What the exercise asks >>
Look through the listing and locate every line containing the word "page"; copy those lines.

Records for processing >>
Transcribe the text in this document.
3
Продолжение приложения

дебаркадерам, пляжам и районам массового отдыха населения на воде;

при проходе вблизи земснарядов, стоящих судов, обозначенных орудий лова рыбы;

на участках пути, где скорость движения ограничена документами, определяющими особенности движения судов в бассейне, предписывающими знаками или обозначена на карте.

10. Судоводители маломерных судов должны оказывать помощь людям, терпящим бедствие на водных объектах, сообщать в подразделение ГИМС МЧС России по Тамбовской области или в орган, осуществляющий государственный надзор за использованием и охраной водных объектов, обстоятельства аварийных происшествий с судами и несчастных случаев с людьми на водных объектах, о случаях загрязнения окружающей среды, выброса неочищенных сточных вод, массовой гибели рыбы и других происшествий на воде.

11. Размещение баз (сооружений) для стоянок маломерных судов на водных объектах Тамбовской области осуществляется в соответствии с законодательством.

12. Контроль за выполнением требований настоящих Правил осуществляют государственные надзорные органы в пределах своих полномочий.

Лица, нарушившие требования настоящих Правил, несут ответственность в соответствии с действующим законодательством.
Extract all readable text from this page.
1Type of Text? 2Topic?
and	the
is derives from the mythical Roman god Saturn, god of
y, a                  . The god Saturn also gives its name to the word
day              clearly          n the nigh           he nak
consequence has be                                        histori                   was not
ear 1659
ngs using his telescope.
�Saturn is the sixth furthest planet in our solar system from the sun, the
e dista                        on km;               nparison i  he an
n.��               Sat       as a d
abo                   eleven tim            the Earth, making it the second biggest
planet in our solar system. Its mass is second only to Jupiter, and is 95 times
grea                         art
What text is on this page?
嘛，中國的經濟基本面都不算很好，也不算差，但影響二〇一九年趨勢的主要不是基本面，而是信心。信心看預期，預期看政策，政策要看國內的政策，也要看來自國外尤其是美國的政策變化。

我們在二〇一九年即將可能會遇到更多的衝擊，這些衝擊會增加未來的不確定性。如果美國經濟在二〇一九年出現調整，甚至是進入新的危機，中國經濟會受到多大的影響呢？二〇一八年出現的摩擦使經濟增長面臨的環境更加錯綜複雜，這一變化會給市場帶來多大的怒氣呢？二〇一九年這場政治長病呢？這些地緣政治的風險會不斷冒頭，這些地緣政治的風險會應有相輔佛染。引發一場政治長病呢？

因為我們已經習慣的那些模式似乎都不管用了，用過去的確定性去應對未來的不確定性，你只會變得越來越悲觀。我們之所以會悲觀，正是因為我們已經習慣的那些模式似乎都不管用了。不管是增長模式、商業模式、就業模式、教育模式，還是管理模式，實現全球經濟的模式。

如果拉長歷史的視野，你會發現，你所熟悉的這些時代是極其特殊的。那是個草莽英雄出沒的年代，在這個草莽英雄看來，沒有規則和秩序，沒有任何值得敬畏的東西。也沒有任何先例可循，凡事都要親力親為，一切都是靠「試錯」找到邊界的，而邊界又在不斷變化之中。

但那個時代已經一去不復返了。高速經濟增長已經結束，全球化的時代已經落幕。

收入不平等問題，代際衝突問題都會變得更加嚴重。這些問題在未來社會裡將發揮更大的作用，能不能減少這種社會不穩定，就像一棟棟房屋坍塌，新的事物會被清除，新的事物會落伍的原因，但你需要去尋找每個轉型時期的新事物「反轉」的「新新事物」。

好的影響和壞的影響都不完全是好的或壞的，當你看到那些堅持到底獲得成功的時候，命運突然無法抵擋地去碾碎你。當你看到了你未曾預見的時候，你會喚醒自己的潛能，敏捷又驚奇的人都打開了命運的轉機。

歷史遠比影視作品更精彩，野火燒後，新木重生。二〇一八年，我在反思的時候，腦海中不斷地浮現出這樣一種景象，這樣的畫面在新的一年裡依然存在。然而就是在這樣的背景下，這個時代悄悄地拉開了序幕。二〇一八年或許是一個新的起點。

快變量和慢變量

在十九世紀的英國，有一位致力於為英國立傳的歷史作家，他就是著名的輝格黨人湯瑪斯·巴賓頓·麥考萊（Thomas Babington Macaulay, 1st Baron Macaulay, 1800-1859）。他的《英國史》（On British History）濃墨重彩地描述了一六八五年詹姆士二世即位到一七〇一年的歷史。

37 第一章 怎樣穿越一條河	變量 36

Full solution >>
Extract all readable text from this page.
What text is on this page?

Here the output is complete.